CONSIGNE -> Poursuivez l'entretien avec Jean Gardin, maître de conférences en géographie, à la suite de sa dernière phrase.

Pouvez-vous vous présenter à nos lecteurs ?
Je m'appelle Jean Gardin et j'ai 40 ans. Je suis actuellement Maître de Conférences à l'Université Paris I. Dans ce cadre, je suis membre de l’UMR LADYSS.

Quel parcours vous a conduit à la Géographie ?
Au terme d'un Bac « B », je me suis orienté vers un double DEUG en Géographie et en Sociologie. Ont suivi une licence de Géographie et une maîtrise dans le même domaine. Je suis arrivé en Géographie grâce aux enseignants que j'ai rencontrés durant mes études. C'est la qualité de leur enseignement et leurs conseils qui m'ont poussé à continuer dans cette voie. A l'origine, je me destinais davantage à la Sociologie.

Avant d'arriver sur le poste que vous occupez actuellement, quel fut votre parcours ?
Après ma maîtrise, j’ai pris un an de pause dans les études : j’ai été maître auxiliaire dans le secondaire et je me suis occupé du droit au séjour de tziganes roumains à Nanterre. L'année suivante, en 1995, j'ai passé les concours d'enseignement (capes et agrégation). Est arrivé le temps du service militaire ; j'ai opté pour un service civil, effectué en Tunisie au sein de l'ORSTOM (devenu depuis IRD). Je m'occupais là-bas de recherche en Géographie rurale. Dans le même temps, j'ai rédigé un DEA (Sociétés européennes, rattaché au Ladyss). A suivi une thèse portant sur la forêt kroumire, soutenue en 2004. Je suis donc rentré dans la profession par la voie habituelle (moniteur, ATER et PRAG) à l'université de Nanterre.

Comment avez-vous trouvé l'emploi que vous occupez actuellement ?
Qualifié au CNU, j'ai postulé un peu partout...

Pourriez-vous décrire vos fonctions en quelque mots ?
Il s'agit majoritairement de parler à des étudiants, de les instruire et surtout de les conseiller. Quant à l'aspect Recherche, il consiste à élaborer des problématiques de recherches « innovantes et pertinentes »...(rires). Dans tous les cas, je considère que ma fonction fait de moi un peu plus un prof qu'un chercheur.

Quelles compétences nécessite ce travail ?
Je tiens à croire qu'il s'agit avant tout d'un artisanat – c’est un travail qui dépend de la personne qui le pratique et de l'alchimie particulière de ses compétences. Chaque enseignant est unique au sein de la communauté et cependant semblable à ses collègues par les tâches qu'il y exerce.

Quelles sont les perspectives d'évolution et de formation ?
Très concrètement nous n'avons que peu de temps pour nous former. Pour ma part, je souhaite connaître davantage les « filières pros », pour voir un peu ce que l'on y fait et ce qu'on pourrait y faire.

Votre regard de géographe vous donne-t-il une singularité dans la pratique de votre métier ?

DONNÉES FOURNIES ->
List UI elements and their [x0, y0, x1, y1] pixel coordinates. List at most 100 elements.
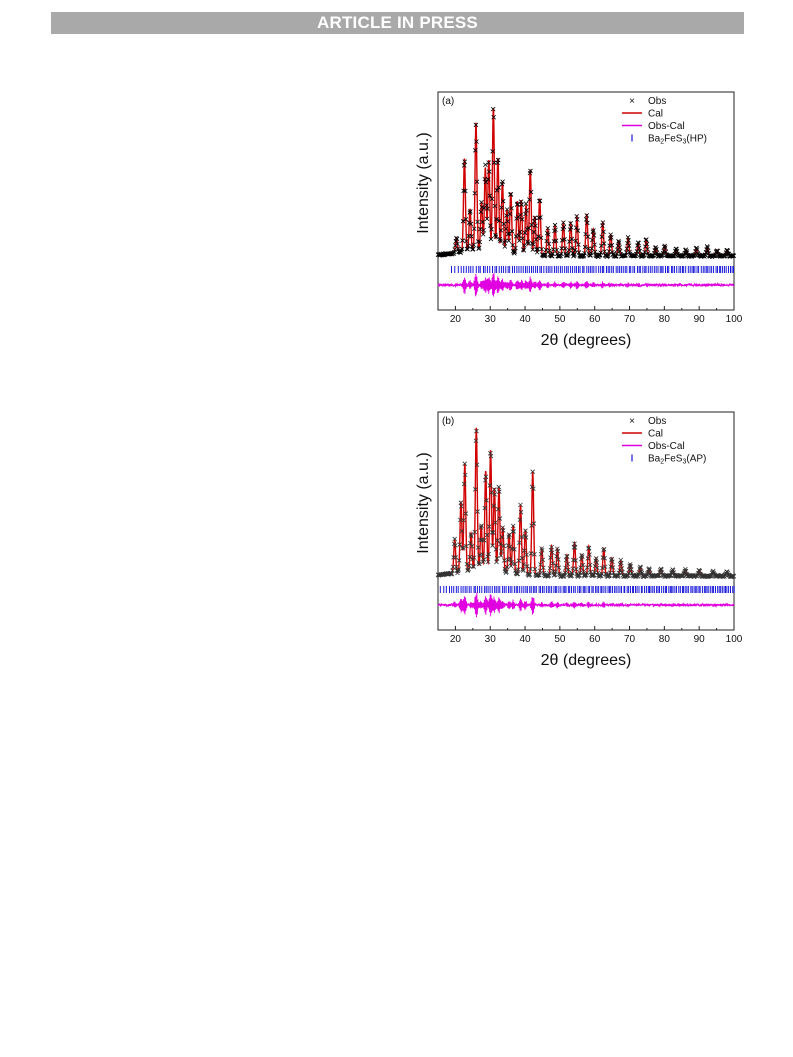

---

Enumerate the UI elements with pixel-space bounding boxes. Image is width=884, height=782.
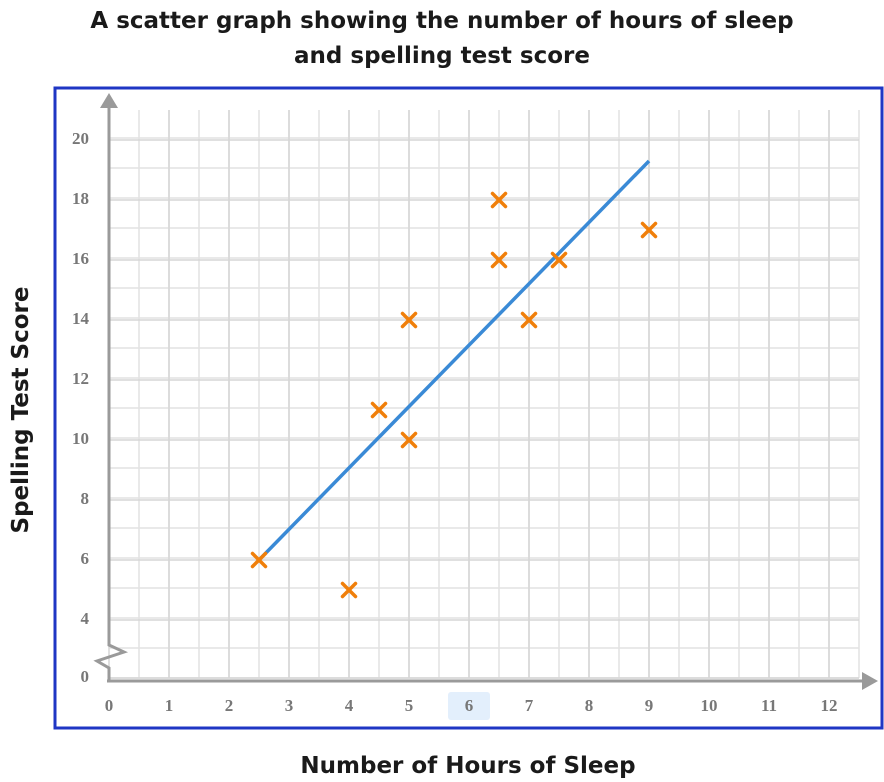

RÉSULTAT CI-DESSOUS ->
Oui et non – la discipline est toujours vue comme bâtarde, sans méthode propre et n'hésitant pas à piocher dans les autres disciplines (particulièrement en Sciences humaines, mais pas uniquement) les outils qui lui font défaut. Mais nous gardons une singularité : nous restons un peu obnubilés par l’idée de spatialiser les données. On produit des cartes, et ça marque les esprits. De plus, le Géographe ose ce que les autres n’osent pas -c’est à ça qu’on le reconnait- notamment en terme de synthèse. Synthétiser l’Italie en 10 pages dans un atlas, se dire « spécialiste » de la Chine (1/4 de l’humanité !) sont, je crois, de bonnes illustrations de cette audace géographique, à la fois donquichottesque et très nécessaire.

Par exemple, votre métier a-t-il changé l'idée que vous aviez de la géographie ?
Oui ! Je ne parle pas du contenu mais des conditions d’exercice. C'est assez pauvre en rêve (notamment au sein des collectifs de recherche)... Ce n’était guère brillant avant la LRU, c’est devenu bien pire.

Que conseilleriez-vous à des étudiants de géographie qui se destinent à l’enseignement ?
Je ne sais pas. Je crois que plus il y aura de gens « sympas », c'est à dire humains, mieux la discipline se portera.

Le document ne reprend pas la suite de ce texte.